— begin RECORDS FOR THIS TASK —
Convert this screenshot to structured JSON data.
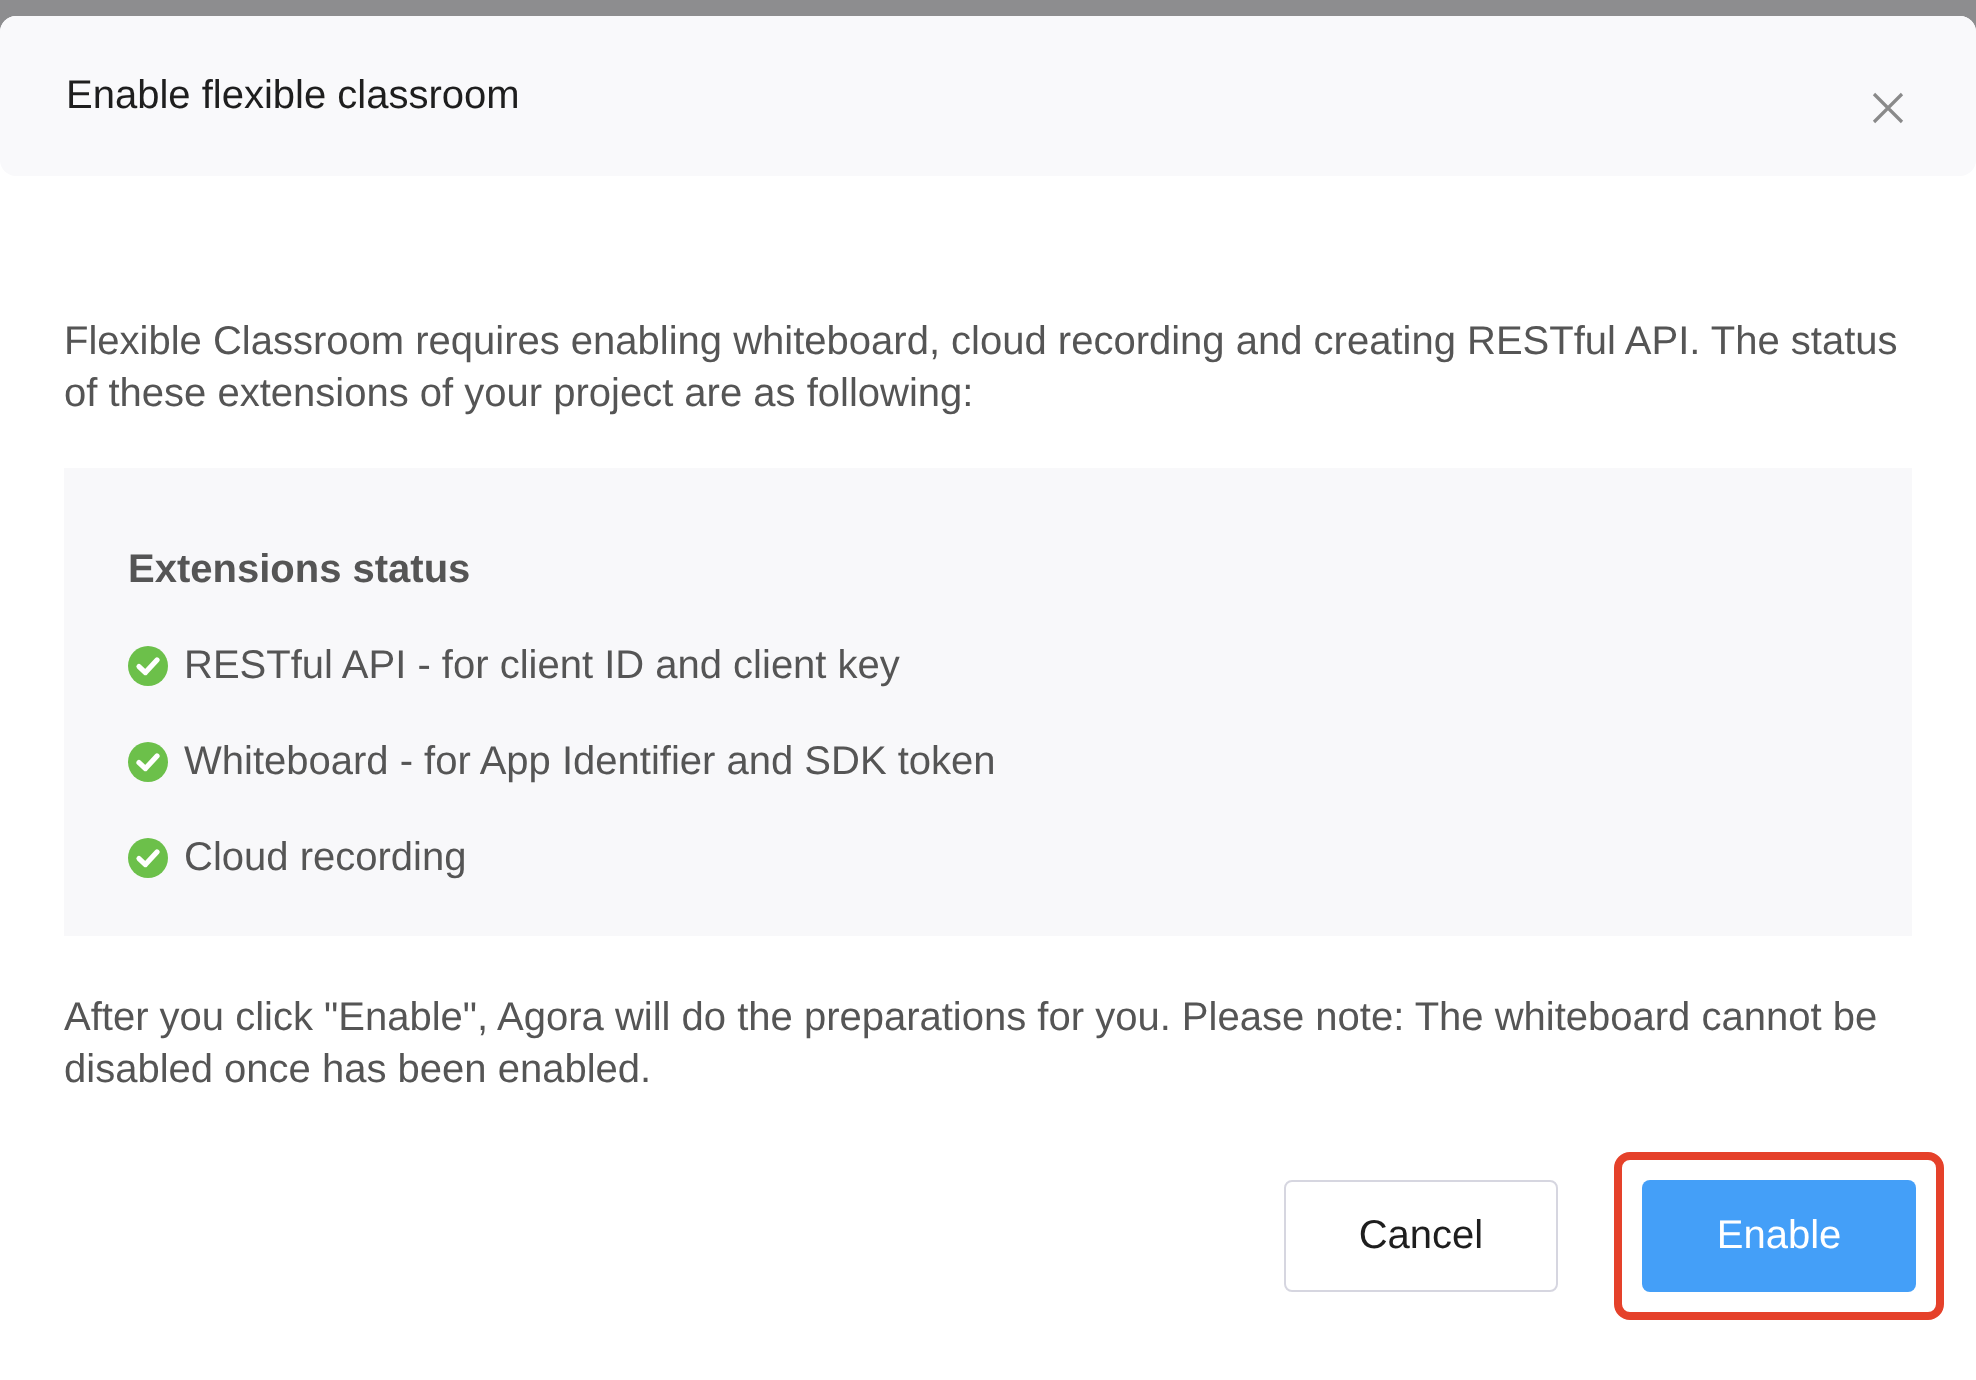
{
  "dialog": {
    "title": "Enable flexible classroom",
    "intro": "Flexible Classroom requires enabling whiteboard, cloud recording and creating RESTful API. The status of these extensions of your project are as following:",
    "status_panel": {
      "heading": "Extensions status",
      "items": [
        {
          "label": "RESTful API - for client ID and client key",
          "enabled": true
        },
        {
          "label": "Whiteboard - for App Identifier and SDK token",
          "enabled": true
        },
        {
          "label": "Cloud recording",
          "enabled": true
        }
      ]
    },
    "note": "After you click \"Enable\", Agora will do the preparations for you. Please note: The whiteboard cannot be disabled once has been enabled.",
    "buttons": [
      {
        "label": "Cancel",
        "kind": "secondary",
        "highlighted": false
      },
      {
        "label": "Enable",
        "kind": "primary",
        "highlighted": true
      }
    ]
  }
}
— end RECORDS FOR THIS TASK —
Every entry must be transcribed exactly. Pictures do not belong in the copy.

• ANSWER FOR THIS EXERCISE:
Convert this screenshot to structured JSON data.
{
  "dialog": {
    "title": "Enable flexible classroom",
    "intro": "Flexible Classroom requires enabling whiteboard, cloud recording and creating RESTful API. The status of these extensions of your project are as following:",
    "status_panel": {
      "heading": "Extensions status",
      "items": [
        {
          "label": "RESTful API - for client ID and client key",
          "enabled": true
        },
        {
          "label": "Whiteboard - for App Identifier and SDK token",
          "enabled": true
        },
        {
          "label": "Cloud recording",
          "enabled": true
        }
      ]
    },
    "note": "After you click \"Enable\", Agora will do the preparations for you. Please note: The whiteboard cannot be disabled once has been enabled.",
    "buttons": [
      {
        "label": "Cancel",
        "kind": "secondary",
        "highlighted": false
      },
      {
        "label": "Enable",
        "kind": "primary",
        "highlighted": true
      }
    ]
  }
}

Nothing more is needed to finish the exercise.